● Written request
Transcribe the listing that follows in full, omitting pictures.

** START **

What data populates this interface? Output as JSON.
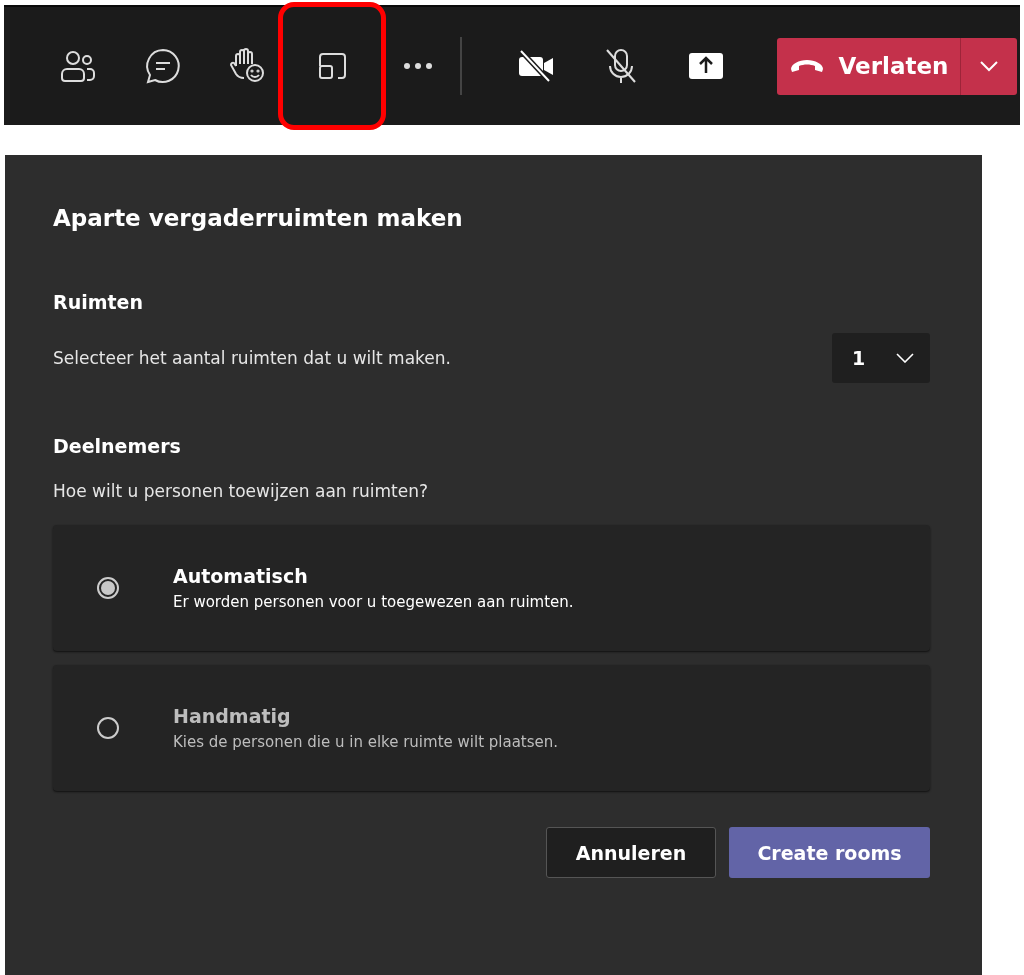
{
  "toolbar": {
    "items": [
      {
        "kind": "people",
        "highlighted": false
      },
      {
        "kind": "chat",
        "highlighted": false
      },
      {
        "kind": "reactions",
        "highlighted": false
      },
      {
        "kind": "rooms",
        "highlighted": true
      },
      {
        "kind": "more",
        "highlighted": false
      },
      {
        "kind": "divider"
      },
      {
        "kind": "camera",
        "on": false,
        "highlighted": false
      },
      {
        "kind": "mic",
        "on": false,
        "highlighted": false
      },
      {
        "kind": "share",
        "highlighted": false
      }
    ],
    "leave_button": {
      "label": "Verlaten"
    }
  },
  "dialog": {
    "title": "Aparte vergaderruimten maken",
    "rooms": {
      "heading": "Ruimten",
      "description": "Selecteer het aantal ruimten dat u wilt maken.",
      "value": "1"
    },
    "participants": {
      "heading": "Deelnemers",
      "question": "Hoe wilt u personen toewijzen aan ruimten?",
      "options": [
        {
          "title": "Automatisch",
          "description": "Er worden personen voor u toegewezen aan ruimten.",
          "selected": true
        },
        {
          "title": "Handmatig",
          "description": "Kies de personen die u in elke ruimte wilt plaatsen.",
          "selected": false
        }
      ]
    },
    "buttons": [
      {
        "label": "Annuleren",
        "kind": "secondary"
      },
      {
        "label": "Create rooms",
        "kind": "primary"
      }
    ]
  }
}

** END **

● Answer to the task
What data populates this interface? Output as JSON.
{
  "toolbar": {
    "items": [
      {
        "kind": "people",
        "highlighted": false
      },
      {
        "kind": "chat",
        "highlighted": false
      },
      {
        "kind": "reactions",
        "highlighted": false
      },
      {
        "kind": "rooms",
        "highlighted": true
      },
      {
        "kind": "more",
        "highlighted": false
      },
      {
        "kind": "divider"
      },
      {
        "kind": "camera",
        "on": false,
        "highlighted": false
      },
      {
        "kind": "mic",
        "on": false,
        "highlighted": false
      },
      {
        "kind": "share",
        "highlighted": false
      }
    ],
    "leave_button": {
      "label": "Verlaten"
    }
  },
  "dialog": {
    "title": "Aparte vergaderruimten maken",
    "rooms": {
      "heading": "Ruimten",
      "description": "Selecteer het aantal ruimten dat u wilt maken.",
      "value": "1"
    },
    "participants": {
      "heading": "Deelnemers",
      "question": "Hoe wilt u personen toewijzen aan ruimten?",
      "options": [
        {
          "title": "Automatisch",
          "description": "Er worden personen voor u toegewezen aan ruimten.",
          "selected": true
        },
        {
          "title": "Handmatig",
          "description": "Kies de personen die u in elke ruimte wilt plaatsen.",
          "selected": false
        }
      ]
    },
    "buttons": [
      {
        "label": "Annuleren",
        "kind": "secondary"
      },
      {
        "label": "Create rooms",
        "kind": "primary"
      }
    ]
  }
}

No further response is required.